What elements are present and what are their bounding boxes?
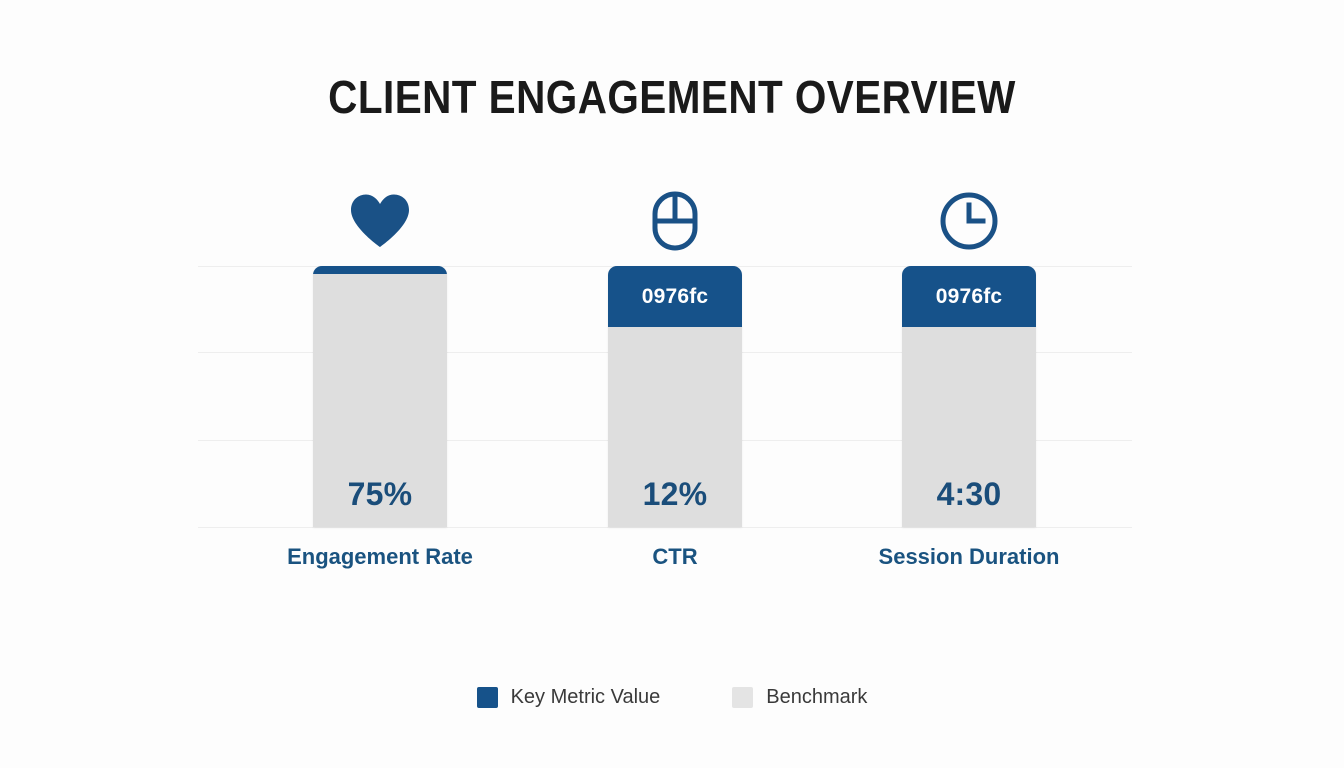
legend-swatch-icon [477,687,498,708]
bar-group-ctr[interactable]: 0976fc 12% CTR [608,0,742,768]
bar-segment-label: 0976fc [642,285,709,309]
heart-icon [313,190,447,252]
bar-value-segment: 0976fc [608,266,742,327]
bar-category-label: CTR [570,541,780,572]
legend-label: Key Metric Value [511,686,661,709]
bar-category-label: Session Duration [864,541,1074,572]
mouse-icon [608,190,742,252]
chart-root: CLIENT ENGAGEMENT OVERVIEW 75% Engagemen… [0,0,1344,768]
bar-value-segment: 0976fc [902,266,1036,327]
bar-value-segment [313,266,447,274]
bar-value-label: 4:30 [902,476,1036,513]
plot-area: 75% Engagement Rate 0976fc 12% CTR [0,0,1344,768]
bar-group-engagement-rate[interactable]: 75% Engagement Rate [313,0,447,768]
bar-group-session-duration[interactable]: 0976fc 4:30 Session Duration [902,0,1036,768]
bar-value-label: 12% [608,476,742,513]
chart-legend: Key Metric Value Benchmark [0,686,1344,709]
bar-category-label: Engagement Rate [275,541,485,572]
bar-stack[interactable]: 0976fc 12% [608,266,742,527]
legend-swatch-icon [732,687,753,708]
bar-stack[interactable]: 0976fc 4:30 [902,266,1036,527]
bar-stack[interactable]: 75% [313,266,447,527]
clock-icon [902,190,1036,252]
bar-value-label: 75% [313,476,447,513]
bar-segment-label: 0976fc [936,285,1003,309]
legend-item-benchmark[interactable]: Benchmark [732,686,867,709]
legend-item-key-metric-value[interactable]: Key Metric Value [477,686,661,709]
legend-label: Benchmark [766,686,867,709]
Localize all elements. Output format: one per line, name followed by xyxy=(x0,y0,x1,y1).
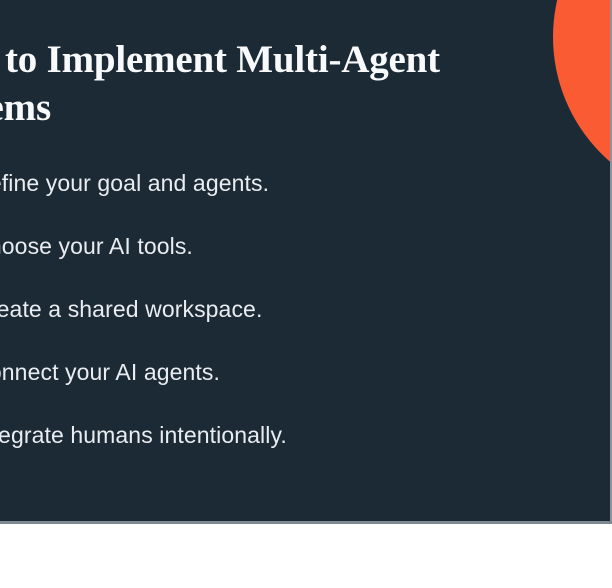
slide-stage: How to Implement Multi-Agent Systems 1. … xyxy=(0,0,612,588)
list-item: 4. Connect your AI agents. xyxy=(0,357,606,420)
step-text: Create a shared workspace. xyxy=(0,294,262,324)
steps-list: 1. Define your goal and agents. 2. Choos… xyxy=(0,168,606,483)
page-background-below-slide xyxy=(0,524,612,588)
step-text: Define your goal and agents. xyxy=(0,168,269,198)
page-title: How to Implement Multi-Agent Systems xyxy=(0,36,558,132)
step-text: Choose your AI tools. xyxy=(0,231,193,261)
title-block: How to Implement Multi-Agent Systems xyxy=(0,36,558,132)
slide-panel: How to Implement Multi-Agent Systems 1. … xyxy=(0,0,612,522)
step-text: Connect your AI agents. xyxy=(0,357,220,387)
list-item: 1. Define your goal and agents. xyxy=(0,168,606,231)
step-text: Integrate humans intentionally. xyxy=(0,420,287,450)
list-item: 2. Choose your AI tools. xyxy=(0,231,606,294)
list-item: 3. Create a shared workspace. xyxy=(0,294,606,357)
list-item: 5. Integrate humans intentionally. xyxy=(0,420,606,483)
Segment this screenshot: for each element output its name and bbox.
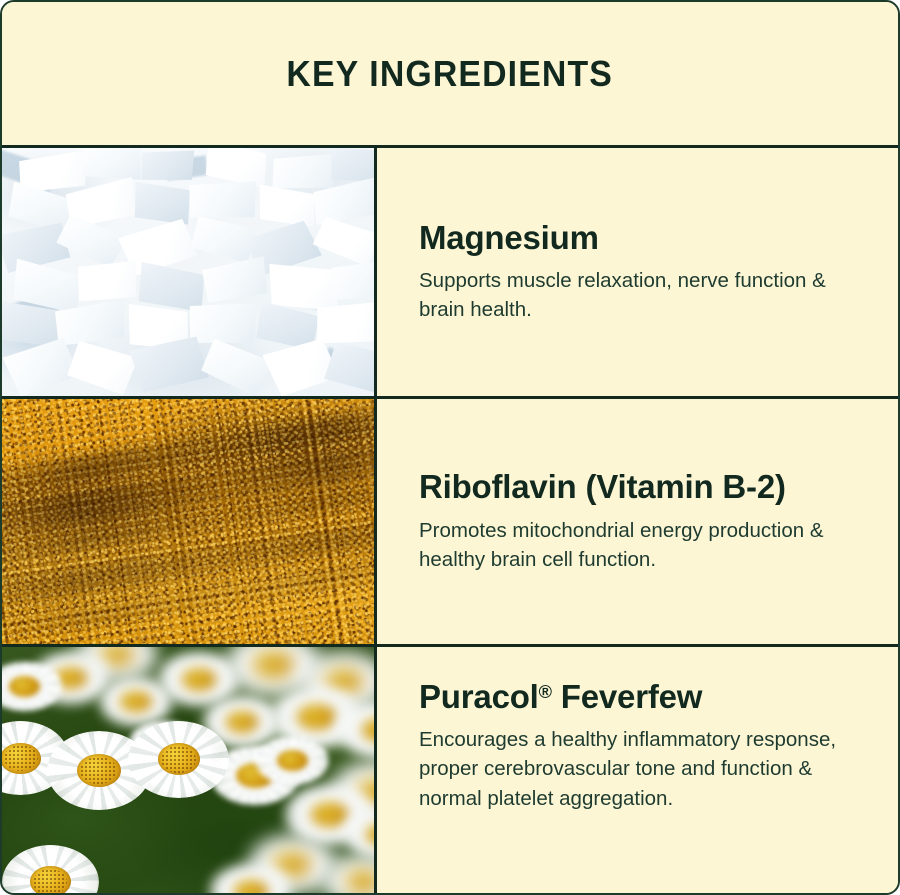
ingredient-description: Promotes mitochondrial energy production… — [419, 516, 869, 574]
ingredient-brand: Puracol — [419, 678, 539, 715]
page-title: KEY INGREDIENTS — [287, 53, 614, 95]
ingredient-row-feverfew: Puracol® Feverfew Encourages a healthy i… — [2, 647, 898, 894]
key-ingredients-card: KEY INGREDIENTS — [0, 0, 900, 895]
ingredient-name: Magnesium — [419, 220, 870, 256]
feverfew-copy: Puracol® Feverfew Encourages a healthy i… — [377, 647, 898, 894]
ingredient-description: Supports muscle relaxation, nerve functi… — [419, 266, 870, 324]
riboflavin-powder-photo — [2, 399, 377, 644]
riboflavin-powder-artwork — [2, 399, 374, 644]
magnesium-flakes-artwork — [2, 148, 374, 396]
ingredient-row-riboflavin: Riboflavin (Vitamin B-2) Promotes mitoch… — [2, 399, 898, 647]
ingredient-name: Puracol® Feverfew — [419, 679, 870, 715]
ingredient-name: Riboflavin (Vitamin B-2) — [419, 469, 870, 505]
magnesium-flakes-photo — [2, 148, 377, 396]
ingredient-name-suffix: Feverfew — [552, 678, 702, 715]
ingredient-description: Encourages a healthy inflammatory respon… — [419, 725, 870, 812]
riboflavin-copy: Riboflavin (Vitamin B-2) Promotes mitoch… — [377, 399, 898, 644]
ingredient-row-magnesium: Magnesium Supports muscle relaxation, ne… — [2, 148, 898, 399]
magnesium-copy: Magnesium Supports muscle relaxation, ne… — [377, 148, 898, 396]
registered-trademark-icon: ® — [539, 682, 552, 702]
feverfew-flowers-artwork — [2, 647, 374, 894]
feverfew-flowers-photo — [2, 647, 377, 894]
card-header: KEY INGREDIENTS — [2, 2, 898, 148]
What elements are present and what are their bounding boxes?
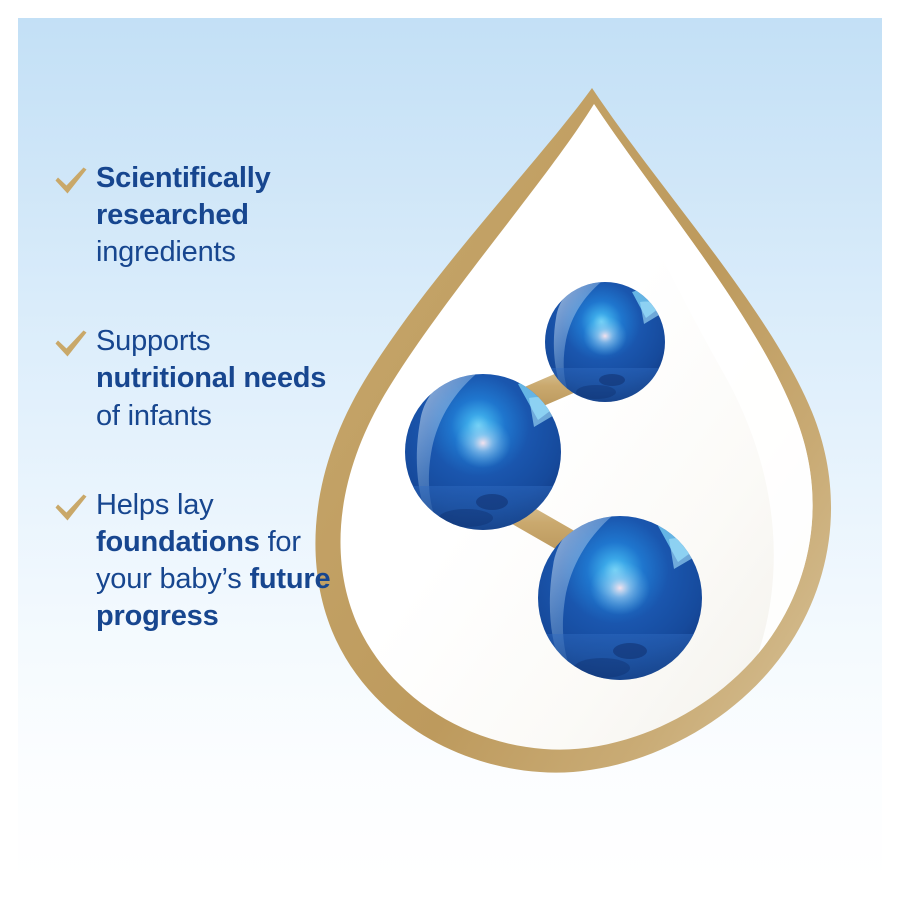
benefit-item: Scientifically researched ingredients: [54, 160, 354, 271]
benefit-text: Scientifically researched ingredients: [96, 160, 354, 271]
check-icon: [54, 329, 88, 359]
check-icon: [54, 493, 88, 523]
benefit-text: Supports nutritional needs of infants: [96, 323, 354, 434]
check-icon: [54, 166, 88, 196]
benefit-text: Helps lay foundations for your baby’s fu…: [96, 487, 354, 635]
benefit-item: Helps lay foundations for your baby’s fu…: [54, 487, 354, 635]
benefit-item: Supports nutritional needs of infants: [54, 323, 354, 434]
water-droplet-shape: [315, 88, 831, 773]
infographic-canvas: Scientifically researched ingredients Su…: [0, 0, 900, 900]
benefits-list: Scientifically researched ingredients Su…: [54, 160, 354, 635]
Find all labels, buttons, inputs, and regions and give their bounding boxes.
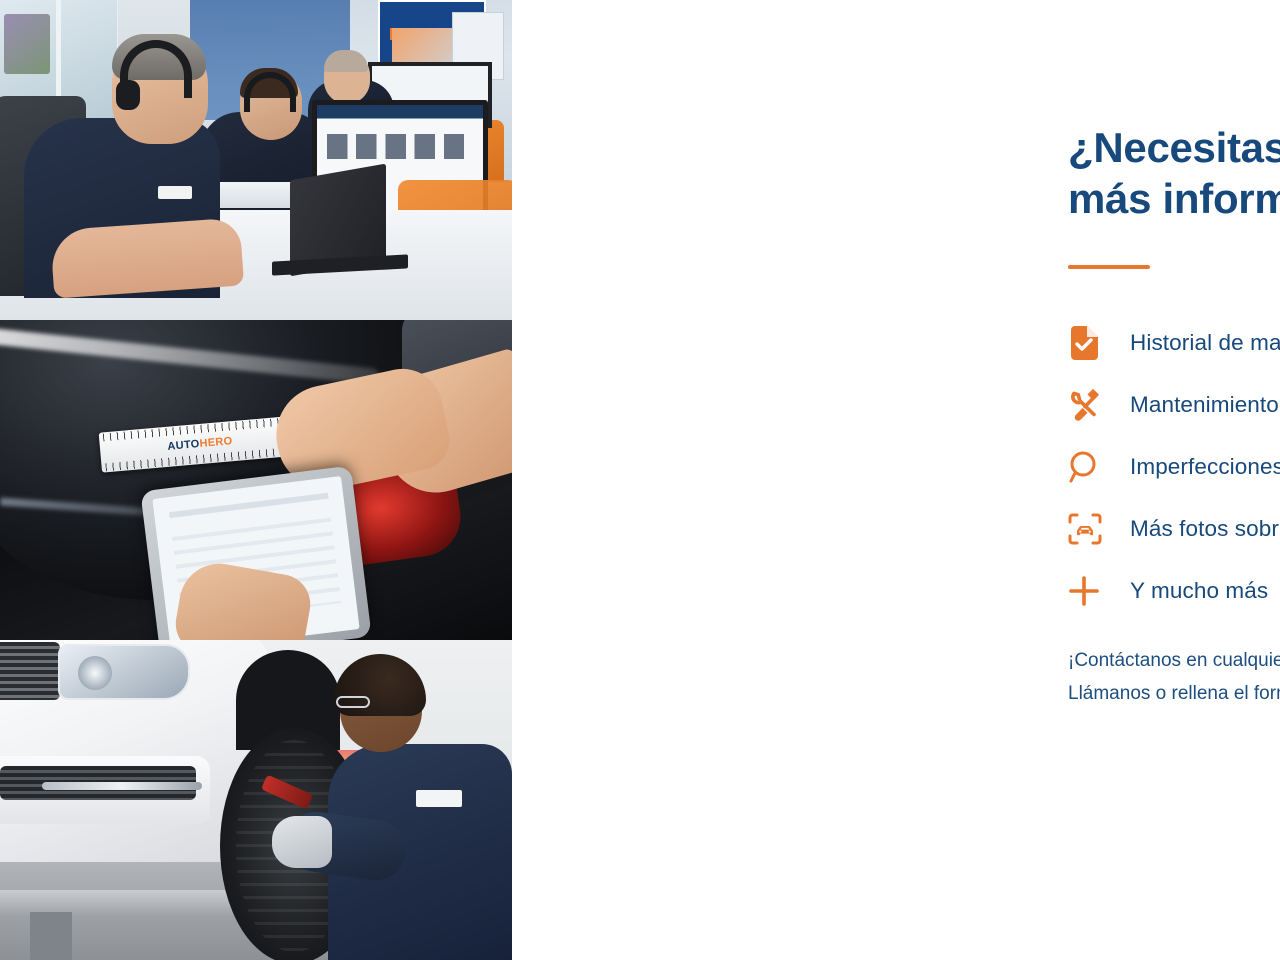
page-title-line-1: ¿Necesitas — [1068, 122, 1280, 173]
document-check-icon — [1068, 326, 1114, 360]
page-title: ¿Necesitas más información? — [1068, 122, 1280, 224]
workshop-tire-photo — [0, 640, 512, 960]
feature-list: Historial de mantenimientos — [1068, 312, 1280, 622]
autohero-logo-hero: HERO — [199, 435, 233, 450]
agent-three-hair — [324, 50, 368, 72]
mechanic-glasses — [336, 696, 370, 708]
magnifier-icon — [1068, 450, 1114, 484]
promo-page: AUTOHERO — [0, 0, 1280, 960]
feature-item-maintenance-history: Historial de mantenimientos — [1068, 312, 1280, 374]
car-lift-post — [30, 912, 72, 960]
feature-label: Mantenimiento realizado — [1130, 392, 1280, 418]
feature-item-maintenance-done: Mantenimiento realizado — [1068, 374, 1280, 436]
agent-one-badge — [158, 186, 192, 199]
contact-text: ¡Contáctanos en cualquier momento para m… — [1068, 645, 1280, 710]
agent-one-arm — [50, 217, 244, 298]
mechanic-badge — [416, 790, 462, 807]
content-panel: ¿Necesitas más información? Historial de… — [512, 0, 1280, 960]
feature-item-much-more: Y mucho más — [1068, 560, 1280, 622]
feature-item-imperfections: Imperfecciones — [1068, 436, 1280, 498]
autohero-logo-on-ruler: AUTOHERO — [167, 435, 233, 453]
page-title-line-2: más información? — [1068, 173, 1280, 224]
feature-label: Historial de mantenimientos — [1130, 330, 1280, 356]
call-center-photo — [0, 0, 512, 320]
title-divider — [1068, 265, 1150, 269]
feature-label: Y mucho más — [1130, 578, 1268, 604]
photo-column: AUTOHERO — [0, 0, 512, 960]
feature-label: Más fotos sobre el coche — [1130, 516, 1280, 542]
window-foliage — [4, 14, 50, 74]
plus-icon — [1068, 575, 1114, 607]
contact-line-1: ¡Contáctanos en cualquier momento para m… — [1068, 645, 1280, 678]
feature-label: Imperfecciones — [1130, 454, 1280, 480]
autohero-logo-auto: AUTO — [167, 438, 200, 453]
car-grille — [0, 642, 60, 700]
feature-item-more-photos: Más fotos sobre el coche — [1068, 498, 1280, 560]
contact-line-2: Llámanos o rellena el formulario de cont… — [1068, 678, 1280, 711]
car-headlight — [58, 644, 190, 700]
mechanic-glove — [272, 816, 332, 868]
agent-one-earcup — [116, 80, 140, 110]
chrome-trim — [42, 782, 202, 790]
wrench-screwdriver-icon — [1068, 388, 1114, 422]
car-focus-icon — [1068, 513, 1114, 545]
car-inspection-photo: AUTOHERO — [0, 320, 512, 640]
· · · · · · ·
▶ **WRITTEN REQUEST**
Copy the lines of the material word for word, starting at the line that contains "slide-stage: How to" and ending at the line that contains "Segment this screenshot: for", with both of those lines included.

▶ **TASK RESPONSE**
slide-stage: How to Implement Multi-Agent Systems 1. … xyxy=(0,0,612,588)
list-item: 4. Connect your AI agents. xyxy=(0,357,606,420)
step-text: Create a shared workspace. xyxy=(0,294,262,324)
steps-list: 1. Define your goal and agents. 2. Choos… xyxy=(0,168,606,483)
page-background-below-slide xyxy=(0,524,612,588)
step-text: Define your goal and agents. xyxy=(0,168,269,198)
page-title: How to Implement Multi-Agent Systems xyxy=(0,36,558,132)
step-text: Choose your AI tools. xyxy=(0,231,193,261)
title-block: How to Implement Multi-Agent Systems xyxy=(0,36,558,132)
slide-panel: How to Implement Multi-Agent Systems 1. … xyxy=(0,0,612,522)
step-text: Connect your AI agents. xyxy=(0,357,220,387)
list-item: 1. Define your goal and agents. xyxy=(0,168,606,231)
step-text: Integrate humans intentionally. xyxy=(0,420,287,450)
list-item: 2. Choose your AI tools. xyxy=(0,231,606,294)
list-item: 3. Create a shared workspace. xyxy=(0,294,606,357)
list-item: 5. Integrate humans intentionally. xyxy=(0,420,606,483)
Segment this screenshot: for each element output its name and bbox.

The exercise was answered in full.